Exercise task
Provide only the number of lines in the records below that include "website".

(Stored records)
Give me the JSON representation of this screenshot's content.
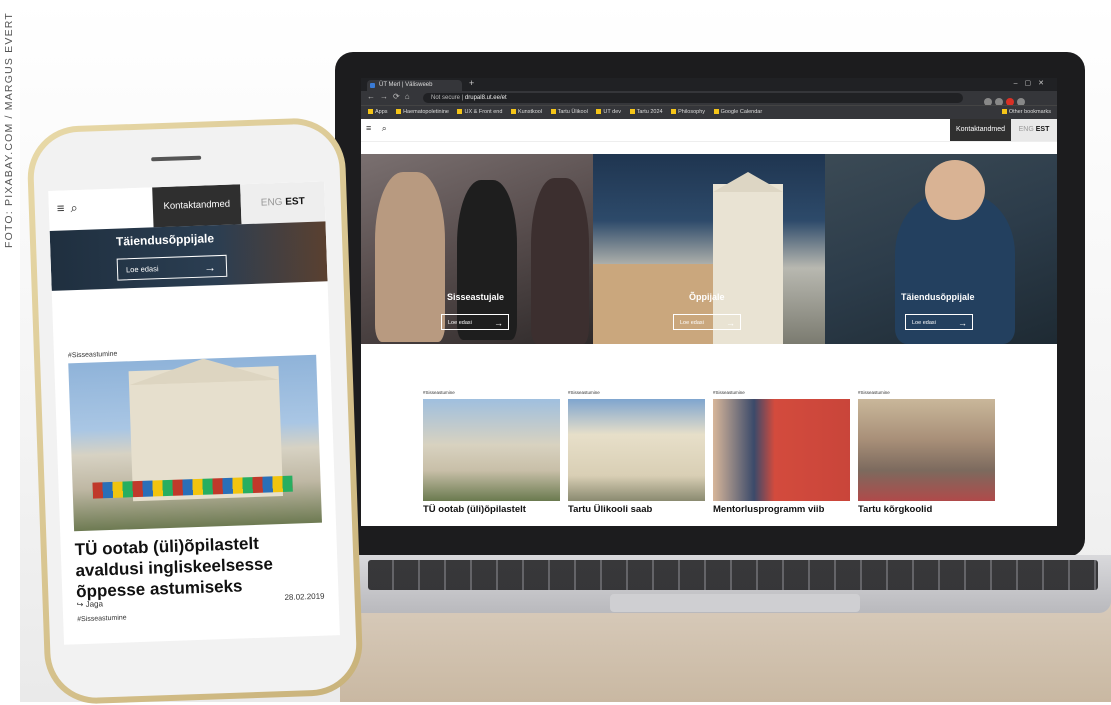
{
  "credit": "FOTO: PIXABAY.COM / MARGUS EVERT",
  "laptop": {
    "browser": {
      "tab_title": "ÜT Merl | Välisweeb",
      "url_prefix": "Not secure",
      "url": "drupal8.ut.ee/et",
      "bookmarks": [
        "Apps",
        "Haematopoletinine",
        "UX & Front end",
        "Kunstkool",
        "Tartu Ülikool",
        "UT dev",
        "Tartu 2024",
        "Philosophy",
        "Google Calendar"
      ],
      "other_bookmarks": "Other bookmarks"
    },
    "site": {
      "contact": "Kontaktandmed",
      "lang_eng": "ENG",
      "lang_est": "EST",
      "hero": [
        {
          "title": "Sisseastujale",
          "button": "Loe edasi"
        },
        {
          "title": "Õppijale",
          "button": "Loe edasi"
        },
        {
          "title": "Täiendusõppijale",
          "button": "Loe edasi"
        }
      ],
      "cards": [
        {
          "tag": "#Sisseastumine",
          "title": "TÜ ootab (üli)õpilastelt"
        },
        {
          "tag": "#Sisseastumine",
          "title": "Tartu Ülikooli saab"
        },
        {
          "tag": "#Sisseastumine",
          "title": "Mentorlusprogramm viib"
        },
        {
          "tag": "#Sisseastumine",
          "title": "Tartu kõrgkoolid"
        }
      ]
    }
  },
  "phone": {
    "contact": "Kontaktandmed",
    "lang_eng": "ENG",
    "lang_est": "EST",
    "banner_title": "Täiendusõppijale",
    "banner_button": "Loe edasi",
    "tag": "#Sisseastumine",
    "article_title": "TÜ ootab (üli)õpilastelt avaldusi ingliskeelsesse õppesse astumiseks",
    "share": "Jaga",
    "date": "28.02.2019",
    "tag2": "#Sisseastumine"
  }
}
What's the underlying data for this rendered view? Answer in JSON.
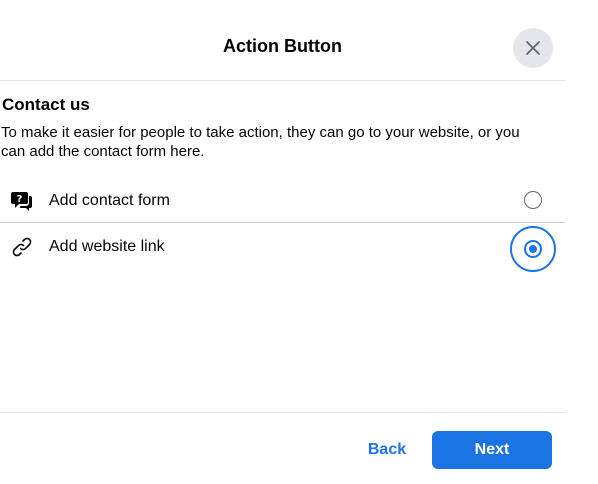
{
  "dialog": {
    "title": "Action Button",
    "close_icon": "close-icon"
  },
  "section": {
    "title": "Contact us",
    "description": "To make it easier for people to take action, they can go to your website, or you can add the contact form here."
  },
  "options": [
    {
      "label": "Add contact form",
      "icon": "contact-form-icon",
      "selected": false
    },
    {
      "label": "Add website link",
      "icon": "link-icon",
      "selected": true
    }
  ],
  "footer": {
    "back_label": "Back",
    "next_label": "Next"
  },
  "colors": {
    "accent": "#1b74e4",
    "close_bg": "#e4e6eb",
    "divider": "#e4e6eb"
  }
}
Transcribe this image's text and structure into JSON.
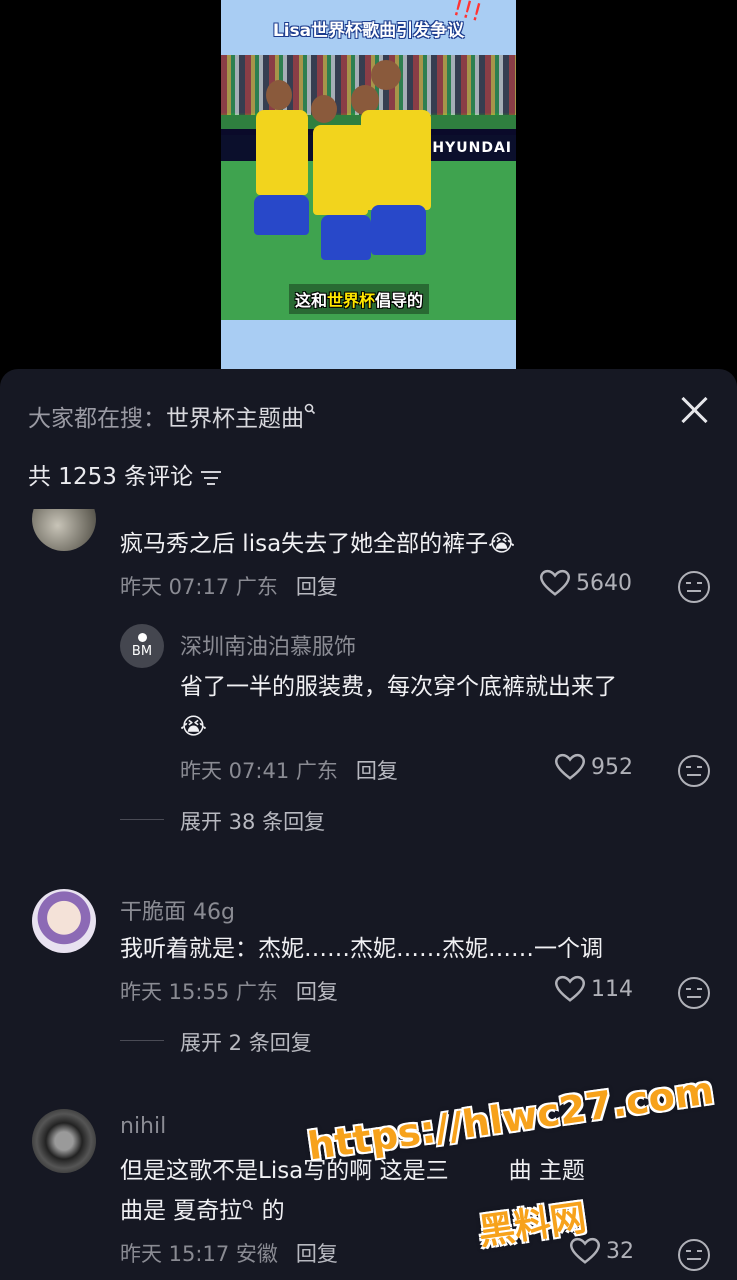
{
  "video": {
    "title": "Lisa世界杯歌曲引发争议",
    "title_marks": "!!!",
    "board_text": "HYUNDAI",
    "caption_pre": "这和",
    "caption_hl": "世界杯",
    "caption_post": "倡导的"
  },
  "sheet": {
    "search_prefix": "大家都在搜：",
    "search_term": "世界杯主题曲",
    "search_icon": "search-icon",
    "comment_count": "共 1253 条评论",
    "colors": {
      "background": "#161823",
      "accent": "#f7a21b"
    }
  },
  "comments": [
    {
      "text": "疯马秀之后 lisa失去了她全部的裤子😭",
      "time": "昨天 07:17 广东",
      "reply": "回复",
      "likes": "5640"
    },
    {
      "avatar_text": "BM",
      "name": "深圳南油泊慕服饰",
      "text_line1": "省了一半的服装费，每次穿个底裤就出来了",
      "text_line2": "😭",
      "time": "昨天 07:41 广东",
      "reply": "回复",
      "likes": "952"
    },
    {
      "expand": "展开 38 条回复"
    },
    {
      "name": "干脆面 46g",
      "text": "我听着就是：杰妮……杰妮……杰妮……一个调",
      "time": "昨天 15:55 广东",
      "reply": "回复",
      "likes": "114",
      "expand": "展开 2 条回复"
    },
    {
      "name": "nihil",
      "text_line1": "但是这歌不是Lisa写的啊 这是三",
      "text_line1_tail": "曲 主题",
      "text_line2": "曲是 夏奇拉",
      "text_line2_tail": " 的",
      "time": "昨天 15:17 安徽",
      "reply": "回复",
      "likes": "32"
    }
  ],
  "watermark": {
    "url": "https://hlwc27.com",
    "name": "黑料网"
  }
}
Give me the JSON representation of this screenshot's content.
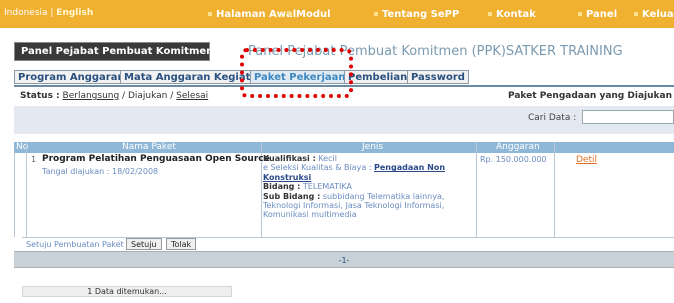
{
  "lang": {
    "first": "Indonesia",
    "sep": " | ",
    "second": "English"
  },
  "nav": [
    "Halaman Awal",
    "Modul",
    "Tentang SePP",
    "Kontak",
    "Panel",
    "Keluar"
  ],
  "panel_title": "Panel Pejabat Pembuat Komitmen",
  "page_heading": "Panel Pejabat Pembuat Komitmen (PPK)SATKER TRAINING",
  "tabs": [
    "Program Anggaran",
    "Mata Anggaran Kegiatan",
    "Paket Pekerjaan",
    "Pembelian",
    "Password"
  ],
  "status": {
    "label": "Status :",
    "opt1": "Berlangsung",
    "sep": " / ",
    "opt2": "Diajukan",
    "opt3": "Selesai"
  },
  "right_heading": "Paket Pengadaan yang Diajukan",
  "search": {
    "label": "Cari Data :"
  },
  "table": {
    "headers": {
      "no": "No",
      "nama": "Nama Paket",
      "jenis": "Jenis",
      "anggaran": "Anggaran"
    },
    "row": {
      "no": "1",
      "name": "Program Pelatihan Penguasaan Open Source",
      "date": "Tangal diajukan : 18/02/2008",
      "kualifikasi_label": "Kualifikasi :",
      "kualifikasi": "Kecil",
      "seleksi_label": "e Seleksi Kualitas & Biaya :",
      "seleksi_link": "Pengadaan Non Konstruksi",
      "bidang_label": "Bidang :",
      "bidang": "TELEMATIKA",
      "subbidang_label": "Sub Bidang :",
      "subbidang": "subbidang Telematika lainnya, Teknologi Informasi, Jasa Teknologi Informasi, Komunikasi multimedia",
      "anggaran": "Rp. 150.000.000",
      "action": "Detil"
    }
  },
  "approve": {
    "label": "Setuju Pembuatan Paket ?",
    "yes": "Setuju",
    "no": "Tolak"
  },
  "pager": "-1-",
  "found": "1 Data ditemukan...",
  "colors": {
    "topbar": "#f0b030",
    "highlight": "#e00000"
  }
}
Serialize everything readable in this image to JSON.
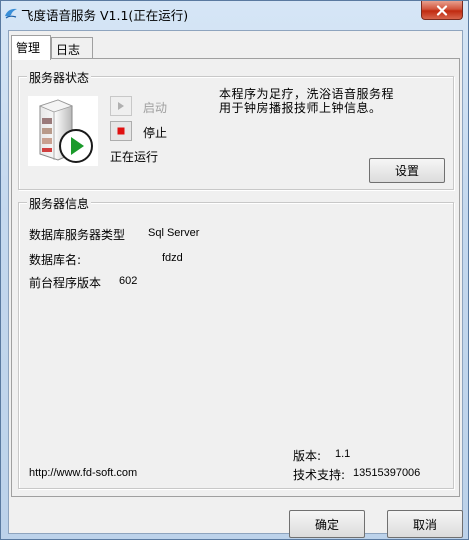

Correct response
2